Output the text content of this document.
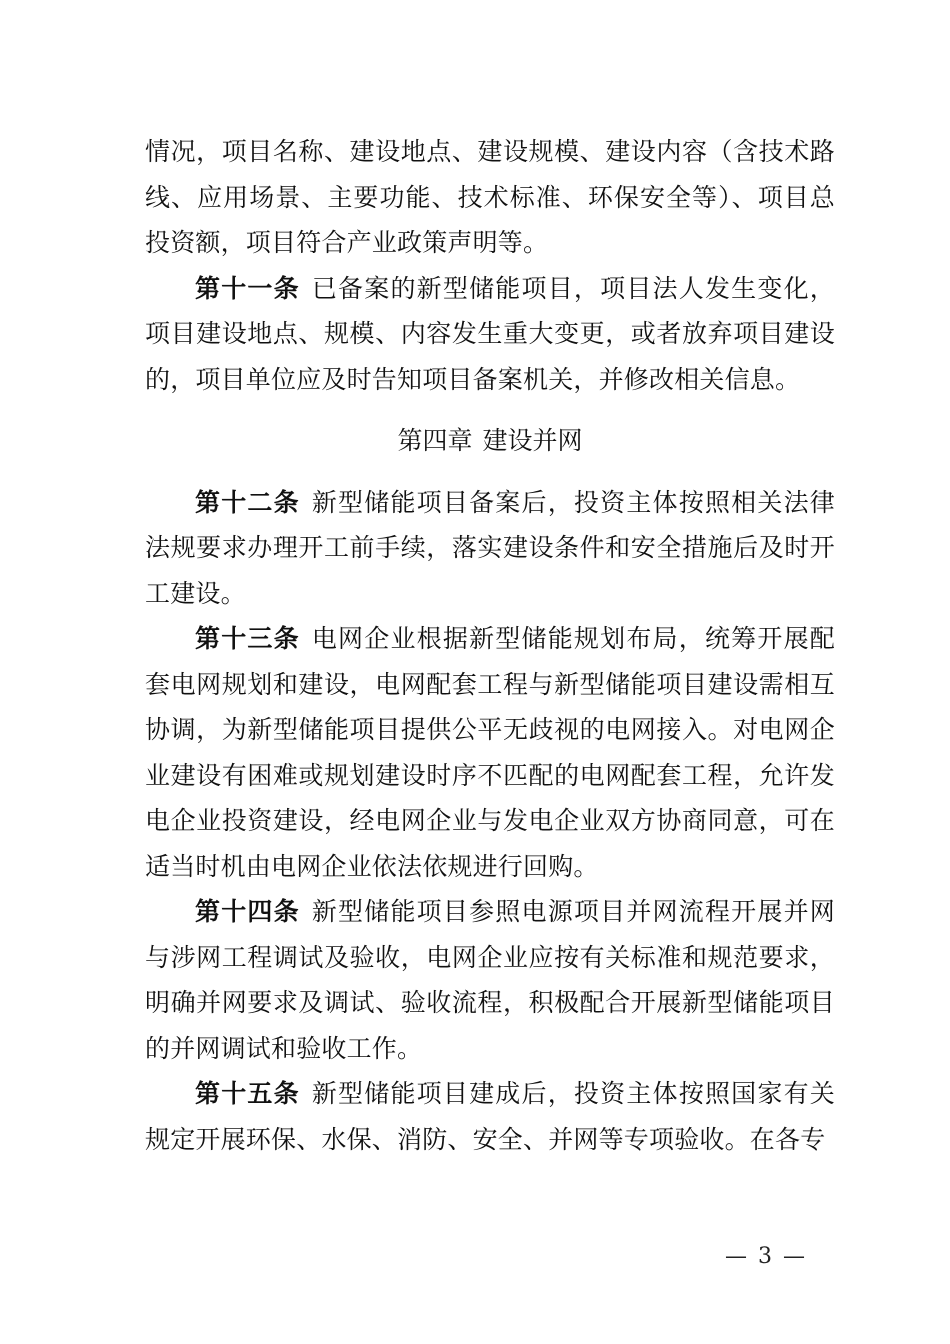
情况，项目名称、建设地点、建设规模、建设内容（含技术路线、应用场景、主要功能、技术标准、环保安全等）、项目总投资额，项目符合产业政策声明等。

第十一条 已备案的新型储能项目，项目法人发生变化，项目建设地点、规模、内容发生重大变更，或者放弃项目建设的，项目单位应及时告知项目备案机关，并修改相关信息。

第四章 建设并网

第十二条 新型储能项目备案后，投资主体按照相关法律法规要求办理开工前手续，落实建设条件和安全措施后及时开工建设。

第十三条 电网企业根据新型储能规划布局，统筹开展配套电网规划和建设，电网配套工程与新型储能项目建设需相互协调，为新型储能项目提供公平无歧视的电网接入。对电网企业建设有困难或规划建设时序不匹配的电网配套工程，允许发电企业投资建设，经电网企业与发电企业双方协商同意，可在适当时机由电网企业依法依规进行回购。

第十四条 新型储能项目参照电源项目并网流程开展并网与涉网工程调试及验收，电网企业应按有关标准和规范要求，明确并网要求及调试、验收流程，积极配合开展新型储能项目的并网调试和验收工作。

第十五条 新型储能项目建成后，投资主体按照国家有关规定开展环保、水保、消防、安全、并网等专项验收。在各专

— 3 —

▸ Job
Transcribe the listing in full. Omit the pictures and keep every line exact.

▸ Written reply
Output the text content of this document.
情况，项目名称、建设地点、建设规模、建设内容（含技术路线、应用场景、主要功能、技术标准、环保安全等）、项目总投资额，项目符合产业政策声明等。

第十一条 已备案的新型储能项目，项目法人发生变化，项目建设地点、规模、内容发生重大变更，或者放弃项目建设的，项目单位应及时告知项目备案机关，并修改相关信息。

第四章 建设并网

第十二条 新型储能项目备案后，投资主体按照相关法律法规要求办理开工前手续，落实建设条件和安全措施后及时开工建设。

第十三条 电网企业根据新型储能规划布局，统筹开展配套电网规划和建设，电网配套工程与新型储能项目建设需相互协调，为新型储能项目提供公平无歧视的电网接入。对电网企业建设有困难或规划建设时序不匹配的电网配套工程，允许发电企业投资建设，经电网企业与发电企业双方协商同意，可在适当时机由电网企业依法依规进行回购。

第十四条 新型储能项目参照电源项目并网流程开展并网与涉网工程调试及验收，电网企业应按有关标准和规范要求，明确并网要求及调试、验收流程，积极配合开展新型储能项目的并网调试和验收工作。

第十五条 新型储能项目建成后，投资主体按照国家有关规定开展环保、水保、消防、安全、并网等专项验收。在各专

— 3 —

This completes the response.